■ **Data listing**:
- - -
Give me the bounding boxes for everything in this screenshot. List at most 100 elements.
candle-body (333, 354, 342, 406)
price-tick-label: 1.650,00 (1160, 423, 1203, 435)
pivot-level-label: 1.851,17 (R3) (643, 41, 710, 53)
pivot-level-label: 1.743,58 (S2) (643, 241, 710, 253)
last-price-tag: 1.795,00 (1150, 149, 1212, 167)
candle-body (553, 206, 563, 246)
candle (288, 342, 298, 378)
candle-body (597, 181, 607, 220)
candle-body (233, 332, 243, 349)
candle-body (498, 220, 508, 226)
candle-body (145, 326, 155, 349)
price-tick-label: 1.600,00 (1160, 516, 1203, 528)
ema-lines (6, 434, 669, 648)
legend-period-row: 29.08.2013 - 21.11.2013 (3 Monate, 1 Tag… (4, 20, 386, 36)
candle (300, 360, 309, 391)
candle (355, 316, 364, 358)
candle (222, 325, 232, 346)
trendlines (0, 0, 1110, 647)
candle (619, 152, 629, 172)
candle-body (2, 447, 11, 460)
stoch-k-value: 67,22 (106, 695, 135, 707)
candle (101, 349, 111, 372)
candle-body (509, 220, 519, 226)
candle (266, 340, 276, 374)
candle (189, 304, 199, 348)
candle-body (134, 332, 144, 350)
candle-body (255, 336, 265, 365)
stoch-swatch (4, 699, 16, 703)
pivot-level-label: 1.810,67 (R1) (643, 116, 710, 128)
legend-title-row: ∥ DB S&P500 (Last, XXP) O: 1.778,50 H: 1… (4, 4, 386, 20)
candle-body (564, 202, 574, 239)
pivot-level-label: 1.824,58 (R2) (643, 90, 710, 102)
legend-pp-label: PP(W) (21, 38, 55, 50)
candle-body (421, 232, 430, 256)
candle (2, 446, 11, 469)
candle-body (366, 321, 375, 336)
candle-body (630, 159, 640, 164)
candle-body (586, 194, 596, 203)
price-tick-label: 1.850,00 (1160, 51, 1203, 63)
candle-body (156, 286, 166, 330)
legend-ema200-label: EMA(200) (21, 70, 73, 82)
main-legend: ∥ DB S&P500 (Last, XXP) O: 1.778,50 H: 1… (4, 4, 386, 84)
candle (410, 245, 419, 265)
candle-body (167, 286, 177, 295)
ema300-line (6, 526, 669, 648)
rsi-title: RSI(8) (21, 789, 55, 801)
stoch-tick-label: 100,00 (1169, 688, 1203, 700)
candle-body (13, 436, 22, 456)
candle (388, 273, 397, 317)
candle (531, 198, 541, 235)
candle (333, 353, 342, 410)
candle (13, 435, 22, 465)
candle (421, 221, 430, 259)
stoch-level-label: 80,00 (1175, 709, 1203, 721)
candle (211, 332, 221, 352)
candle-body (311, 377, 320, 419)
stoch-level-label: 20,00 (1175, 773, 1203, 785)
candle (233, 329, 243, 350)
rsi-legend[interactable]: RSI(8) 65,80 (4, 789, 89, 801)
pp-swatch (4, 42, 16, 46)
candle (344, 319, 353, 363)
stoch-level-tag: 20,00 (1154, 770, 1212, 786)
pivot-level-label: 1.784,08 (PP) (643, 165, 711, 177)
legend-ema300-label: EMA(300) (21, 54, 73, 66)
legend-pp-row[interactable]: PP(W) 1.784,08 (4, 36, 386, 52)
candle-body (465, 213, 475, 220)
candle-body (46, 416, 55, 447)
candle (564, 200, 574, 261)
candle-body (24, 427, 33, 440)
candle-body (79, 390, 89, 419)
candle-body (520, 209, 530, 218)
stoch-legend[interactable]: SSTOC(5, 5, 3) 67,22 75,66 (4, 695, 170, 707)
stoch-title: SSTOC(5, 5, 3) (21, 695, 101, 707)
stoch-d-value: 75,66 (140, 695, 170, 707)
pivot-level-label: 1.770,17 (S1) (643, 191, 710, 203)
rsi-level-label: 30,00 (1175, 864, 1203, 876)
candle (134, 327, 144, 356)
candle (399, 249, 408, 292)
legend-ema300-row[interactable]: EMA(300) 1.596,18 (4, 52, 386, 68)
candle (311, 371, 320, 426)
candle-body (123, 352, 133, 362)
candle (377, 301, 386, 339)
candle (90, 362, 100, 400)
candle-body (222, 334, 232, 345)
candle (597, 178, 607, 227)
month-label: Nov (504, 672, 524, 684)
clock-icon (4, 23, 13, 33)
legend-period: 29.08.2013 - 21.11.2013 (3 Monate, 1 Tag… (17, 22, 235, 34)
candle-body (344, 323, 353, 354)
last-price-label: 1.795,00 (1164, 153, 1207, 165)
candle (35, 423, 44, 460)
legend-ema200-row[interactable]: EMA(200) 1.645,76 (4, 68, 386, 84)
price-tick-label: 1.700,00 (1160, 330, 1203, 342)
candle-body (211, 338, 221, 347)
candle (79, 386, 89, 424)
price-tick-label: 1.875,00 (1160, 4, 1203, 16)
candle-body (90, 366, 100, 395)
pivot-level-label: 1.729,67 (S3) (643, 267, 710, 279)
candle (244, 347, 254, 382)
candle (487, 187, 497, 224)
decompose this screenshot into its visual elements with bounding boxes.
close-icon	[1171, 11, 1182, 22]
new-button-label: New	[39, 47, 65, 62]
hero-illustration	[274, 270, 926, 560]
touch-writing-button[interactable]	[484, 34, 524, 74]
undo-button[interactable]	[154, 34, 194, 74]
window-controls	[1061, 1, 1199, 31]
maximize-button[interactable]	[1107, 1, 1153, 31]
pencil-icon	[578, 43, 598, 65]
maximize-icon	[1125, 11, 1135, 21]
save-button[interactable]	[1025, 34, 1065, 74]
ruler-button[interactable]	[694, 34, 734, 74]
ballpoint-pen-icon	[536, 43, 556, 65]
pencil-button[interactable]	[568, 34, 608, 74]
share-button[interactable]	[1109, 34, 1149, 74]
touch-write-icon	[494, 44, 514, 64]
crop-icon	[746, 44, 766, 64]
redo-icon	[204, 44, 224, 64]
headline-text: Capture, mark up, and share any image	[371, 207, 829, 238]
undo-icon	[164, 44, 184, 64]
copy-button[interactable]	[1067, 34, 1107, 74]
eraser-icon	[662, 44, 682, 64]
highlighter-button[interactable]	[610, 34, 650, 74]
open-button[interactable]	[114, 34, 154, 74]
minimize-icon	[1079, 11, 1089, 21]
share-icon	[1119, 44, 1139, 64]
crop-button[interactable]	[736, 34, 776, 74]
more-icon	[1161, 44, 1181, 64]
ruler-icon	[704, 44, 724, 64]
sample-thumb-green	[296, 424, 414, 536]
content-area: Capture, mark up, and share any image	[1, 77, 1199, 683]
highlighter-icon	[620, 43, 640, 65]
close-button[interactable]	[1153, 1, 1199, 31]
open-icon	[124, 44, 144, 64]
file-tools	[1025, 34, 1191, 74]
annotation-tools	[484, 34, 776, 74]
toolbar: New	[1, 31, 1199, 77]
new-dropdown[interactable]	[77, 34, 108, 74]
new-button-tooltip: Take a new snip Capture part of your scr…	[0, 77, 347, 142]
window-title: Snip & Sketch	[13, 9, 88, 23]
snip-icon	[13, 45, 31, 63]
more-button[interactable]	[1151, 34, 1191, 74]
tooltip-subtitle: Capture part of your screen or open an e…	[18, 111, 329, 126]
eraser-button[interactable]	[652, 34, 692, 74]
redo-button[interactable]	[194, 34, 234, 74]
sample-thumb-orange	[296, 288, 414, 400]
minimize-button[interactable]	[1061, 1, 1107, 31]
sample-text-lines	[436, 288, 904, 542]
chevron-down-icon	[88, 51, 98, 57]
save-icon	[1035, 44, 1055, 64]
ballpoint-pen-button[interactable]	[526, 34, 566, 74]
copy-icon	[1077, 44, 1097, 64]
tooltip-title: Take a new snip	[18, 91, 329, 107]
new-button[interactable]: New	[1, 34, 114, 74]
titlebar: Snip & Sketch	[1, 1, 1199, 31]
- - -
■ **WHAT IS REQUIRED**: Copy the records word for word, from the very beginning through the line containing "pivot-level-label: 1.743,58 (S2)".

■ **CORRECT RESPONSE**:
Give me the bounding boxes for everything in this screenshot. List at most 100 elements.
candle-body (333, 354, 342, 406)
price-tick-label: 1.650,00 (1160, 423, 1203, 435)
pivot-level-label: 1.851,17 (R3) (643, 41, 710, 53)
pivot-level-label: 1.743,58 (S2) (643, 241, 710, 253)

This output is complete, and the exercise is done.